WORK INSTRUCTIONS: Leave out the pictures; transcribe all else exactly.

DATA FOR THIS TASK:
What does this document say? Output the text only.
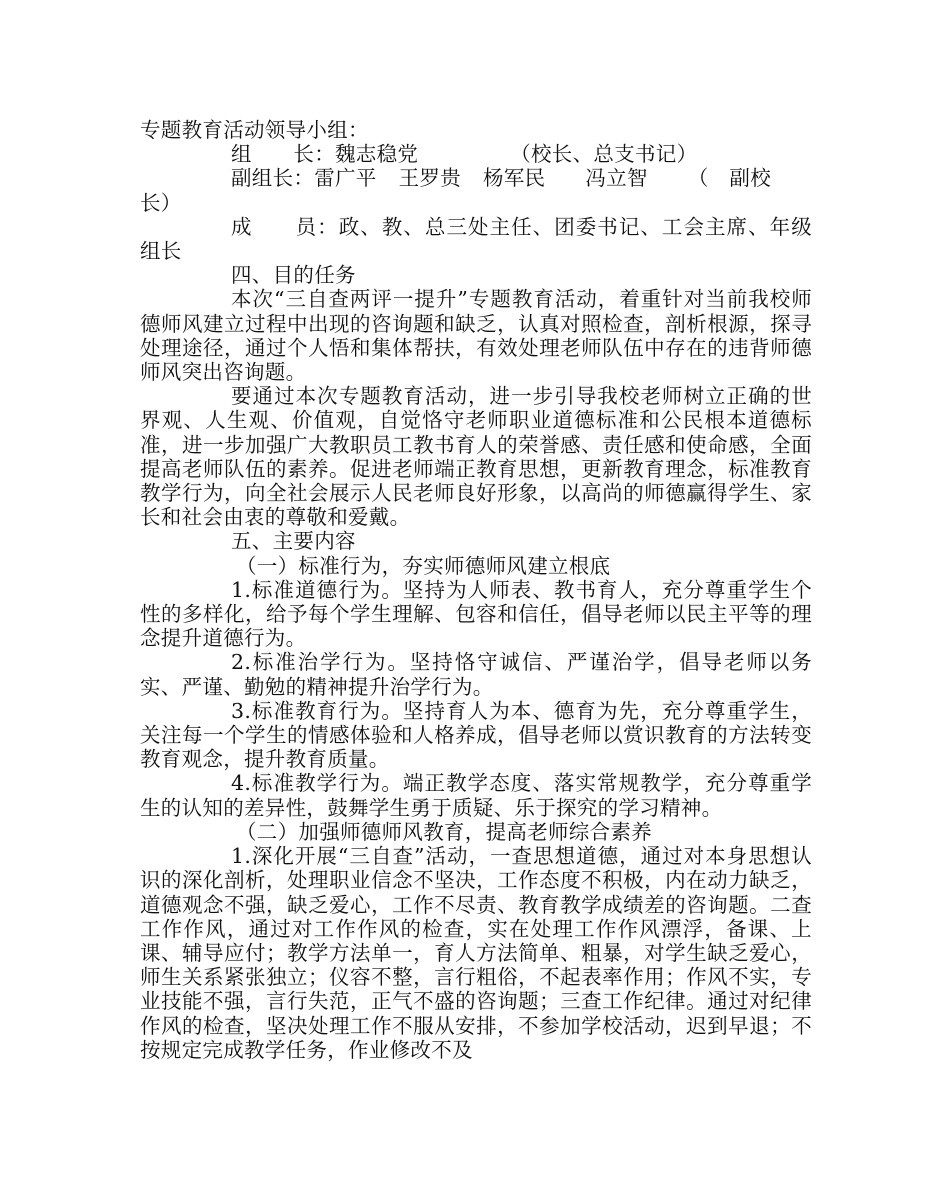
专题教育活动领导小组：

组　　长： 魏志稳党	（校长、总支书记）
副组长： 雷广平 王罗贵 杨军民 冯立智 （　副校

长）

成　　员：政、教、总三处主任、团委书记、工会主席、年级组长

四、目的任务

本次“三自查两评一提升”专题教育活动，着重针对当前我校师德师风建立过程中出现的咨询题和缺乏，认真对照检查，剖析根源，探寻处理途径，通过个人悟和集体帮扶，有效处理老师队伍中存在的违背师德师风突出咨询题。

要通过本次专题教育活动，进一步引导我校老师树立正确的世界观、人生观、价值观，自觉恪守老师职业道德标准和公民根本道德标准，进一步加强广大教职员工教书育人的荣誉感、责任感和使命感，全面提高老师队伍的素养。促进老师端正教育思想，更新教育理念，标准教育教学行为，向全社会展示人民老师良好形象，以高尚的师德赢得学生、家长和社会由衷的尊敬和爱戴。

五、主要内容

（一）标准行为，夯实师德师风建立根底

1.标准道德行为。坚持为人师表、教书育人，充分尊重学生个性的多样化，给予每个学生理解、包容和信任，倡导老师以民主平等的理念提升道德行为。

2.标准治学行为。坚持恪守诚信、严谨治学，倡导老师以务实、严谨、勤勉的精神提升治学行为。

3.标准教育行为。坚持育人为本、德育为先，充分尊重学生，关注每一个学生的情感体验和人格养成，倡导老师以赏识教育的方法转变教育观念，提升教育质量。

4.标准教学行为。端正教学态度、落实常规教学，充分尊重学生的认知的差异性，鼓舞学生勇于质疑、乐于探究的学习精神。

（二）加强师德师风教育，提高老师综合素养

1.深化开展“三自查”活动，一查思想道德，通过对本身思想认识的深化剖析，处理职业信念不坚决，工作态度不积极，内在动力缺乏，道德观念不强，缺乏爱心，工作不尽责、教育教学成绩差的咨询题。二查工作作风，通过对工作作风的检查，实在处理工作作风漂浮，备课、上课、辅导应付；教学方法单一，育人方法简单、粗暴，对学生缺乏爱心，师生关系紧张独立；仪容不整，言行粗俗，不起表率作用；作风不实，专业技能不强，言行失范，正气不盛的咨询题；三查工作纪律。通过对纪律作风的检查，坚决处理工作不服从安排，不参加学校活动，迟到早退；不按规定完成教学任务，作业修改不及
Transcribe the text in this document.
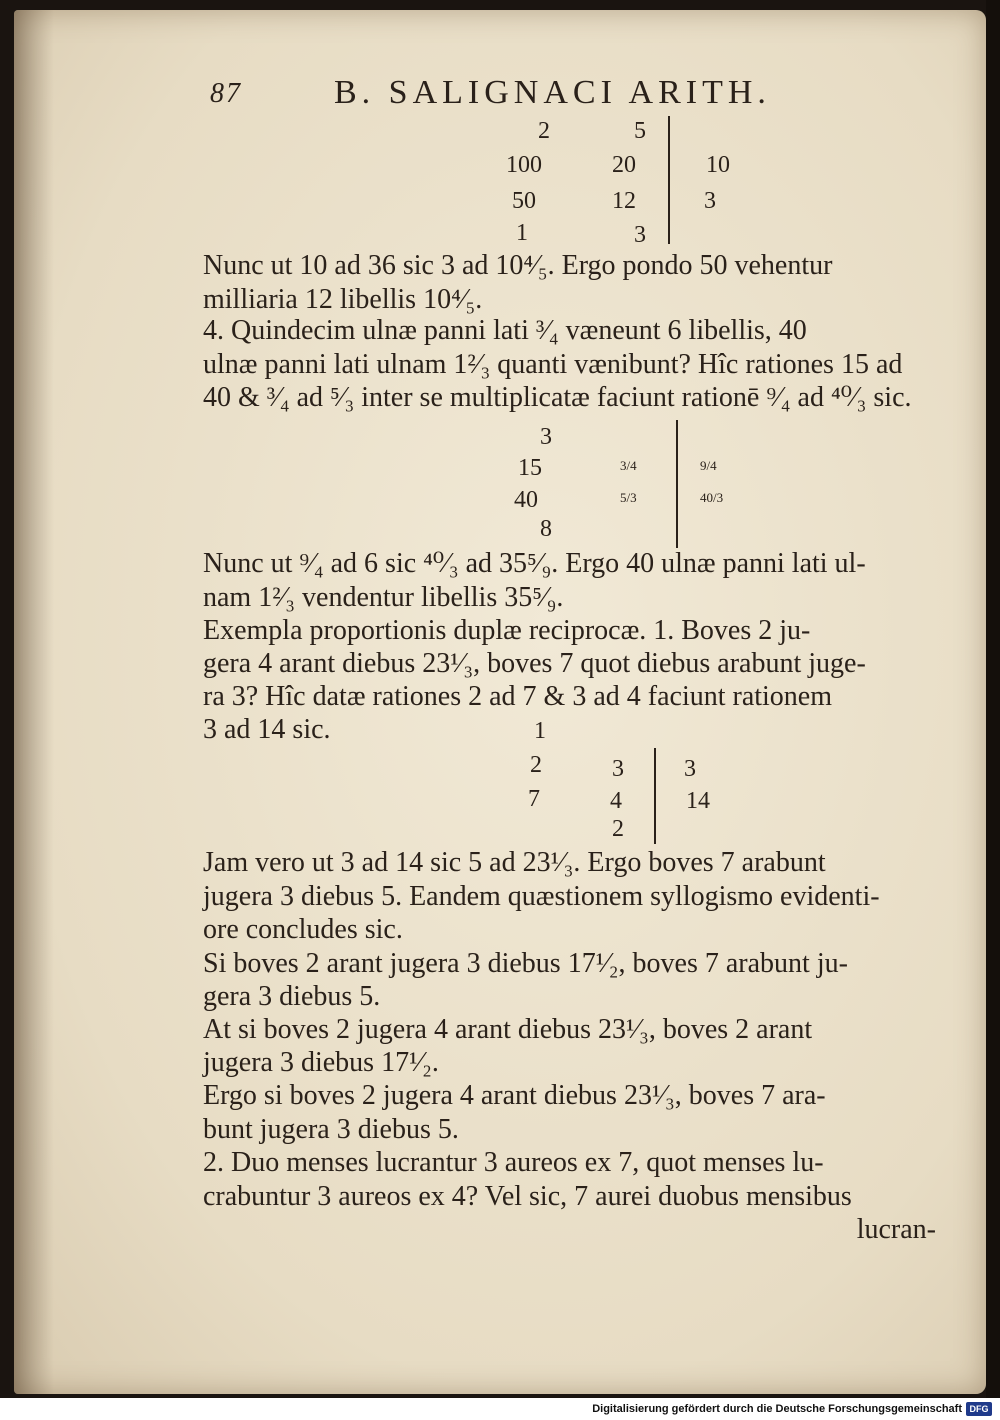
87	B. SALIGNACI ARITH.
2
100
50
1
5
20
12
3
10
3
Nunc ut 10 ad 36 sic 3 ad 10⁴⁄₅. Ergo pondo 50 vehentur
milliaria 12 libellis 10⁴⁄₅.
4. Quindecim ulnæ panni lati ³⁄₄ væneunt 6 libellis, 40
ulnæ panni lati ulnam 1²⁄₃ quanti vænibunt? Hîc rationes 15 ad
40 & ³⁄₄ ad ⁵⁄₃ inter se multiplicatæ faciunt rationē ⁹⁄₄ ad ⁴⁰⁄₃ sic.
3
15
40
8
3/4
5/3
9/4
40/3
Nunc ut ⁹⁄₄ ad 6 sic ⁴⁰⁄₃ ad 35⁵⁄₉. Ergo 40 ulnæ panni lati ul-
nam 1²⁄₃ vendentur libellis 35⁵⁄₉.
Exempla proportionis duplæ reciprocæ. 1. Boves 2 ju-
gera 4 arant diebus 23¹⁄₃, boves 7 quot diebus arabunt juge-
ra 3? Hîc datæ rationes 2 ad 7 & 3 ad 4 faciunt rationem
3 ad 14 sic.	1
2
7
3
4
2
3
14
Jam vero ut 3 ad 14 sic 5 ad 23¹⁄₃. Ergo boves 7 arabunt
jugera 3 diebus 5. Eandem quæstionem syllogismo evidenti-
ore concludes sic.
Si boves 2 arant jugera 3 diebus 17¹⁄₂, boves 7 arabunt ju-
gera 3 diebus 5.
At si boves 2 jugera 4 arant diebus 23¹⁄₃, boves 2 arant
jugera 3 diebus 17¹⁄₂.
Ergo si boves 2 jugera 4 arant diebus 23¹⁄₃, boves 7 ara-
bunt jugera 3 diebus 5.
2. Duo menses lucrantur 3 aureos ex 7, quot menses lu-
crabuntur 3 aureos ex 4? Vel sic, 7 aurei duobus mensibus
lucran-
Digitalisierung gefördert durch die Deutsche Forschungsgemeinschaft DFG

CORRECT RESPONSE:
What does this document say? Output the text only.
专题教育活动领导小组：

组　　长： 魏志稳党	（校长、总支书记）
副组长： 雷广平 王罗贵 杨军民 冯立智 （　副校

长）

成　　员：政、教、总三处主任、团委书记、工会主席、年级组长

四、目的任务

本次“三自查两评一提升”专题教育活动，着重针对当前我校师德师风建立过程中出现的咨询题和缺乏，认真对照检查，剖析根源，探寻处理途径，通过个人悟和集体帮扶，有效处理老师队伍中存在的违背师德师风突出咨询题。

要通过本次专题教育活动，进一步引导我校老师树立正确的世界观、人生观、价值观，自觉恪守老师职业道德标准和公民根本道德标准，进一步加强广大教职员工教书育人的荣誉感、责任感和使命感，全面提高老师队伍的素养。促进老师端正教育思想，更新教育理念，标准教育教学行为，向全社会展示人民老师良好形象，以高尚的师德赢得学生、家长和社会由衷的尊敬和爱戴。

五、主要内容

（一）标准行为，夯实师德师风建立根底

1.标准道德行为。坚持为人师表、教书育人，充分尊重学生个性的多样化，给予每个学生理解、包容和信任，倡导老师以民主平等的理念提升道德行为。

2.标准治学行为。坚持恪守诚信、严谨治学，倡导老师以务实、严谨、勤勉的精神提升治学行为。

3.标准教育行为。坚持育人为本、德育为先，充分尊重学生，关注每一个学生的情感体验和人格养成，倡导老师以赏识教育的方法转变教育观念，提升教育质量。

4.标准教学行为。端正教学态度、落实常规教学，充分尊重学生的认知的差异性，鼓舞学生勇于质疑、乐于探究的学习精神。

（二）加强师德师风教育，提高老师综合素养

1.深化开展“三自查”活动，一查思想道德，通过对本身思想认识的深化剖析，处理职业信念不坚决，工作态度不积极，内在动力缺乏，道德观念不强，缺乏爱心，工作不尽责、教育教学成绩差的咨询题。二查工作作风，通过对工作作风的检查，实在处理工作作风漂浮，备课、上课、辅导应付；教学方法单一，育人方法简单、粗暴，对学生缺乏爱心，师生关系紧张独立；仪容不整，言行粗俗，不起表率作用；作风不实，专业技能不强，言行失范，正气不盛的咨询题；三查工作纪律。通过对纪律作风的检查，坚决处理工作不服从安排，不参加学校活动，迟到早退；不按规定完成教学任务，作业修改不及
Transcribe the text in this document.
87	B. SALIGNACI ARITH.
2
100
50
1
5
20
12
3
10
3
Nunc ut 10 ad 36 sic 3 ad 10⁴⁄₅. Ergo pondo 50 vehentur
milliaria 12 libellis 10⁴⁄₅.
4. Quindecim ulnæ panni lati ³⁄₄ væneunt 6 libellis, 40
ulnæ panni lati ulnam 1²⁄₃ quanti vænibunt? Hîc rationes 15 ad
40 & ³⁄₄ ad ⁵⁄₃ inter se multiplicatæ faciunt rationē ⁹⁄₄ ad ⁴⁰⁄₃ sic.
3
15
40
8
3/4
5/3
9/4
40/3
Nunc ut ⁹⁄₄ ad 6 sic ⁴⁰⁄₃ ad 35⁵⁄₉. Ergo 40 ulnæ panni lati ul-
nam 1²⁄₃ vendentur libellis 35⁵⁄₉.
Exempla proportionis duplæ reciprocæ. 1. Boves 2 ju-
gera 4 arant diebus 23¹⁄₃, boves 7 quot diebus arabunt juge-
ra 3? Hîc datæ rationes 2 ad 7 & 3 ad 4 faciunt rationem
3 ad 14 sic.	1
2
7
3
4
2
3
14
Jam vero ut 3 ad 14 sic 5 ad 23¹⁄₃. Ergo boves 7 arabunt
jugera 3 diebus 5. Eandem quæstionem syllogismo evidenti-
ore concludes sic.
Si boves 2 arant jugera 3 diebus 17¹⁄₂, boves 7 arabunt ju-
gera 3 diebus 5.
At si boves 2 jugera 4 arant diebus 23¹⁄₃, boves 2 arant
jugera 3 diebus 17¹⁄₂.
Ergo si boves 2 jugera 4 arant diebus 23¹⁄₃, boves 7 ara-
bunt jugera 3 diebus 5.
2. Duo menses lucrantur 3 aureos ex 7, quot menses lu-
crabuntur 3 aureos ex 4? Vel sic, 7 aurei duobus mensibus
lucran-
Digitalisierung gefördert durch die Deutsche Forschungsgemeinschaft DFG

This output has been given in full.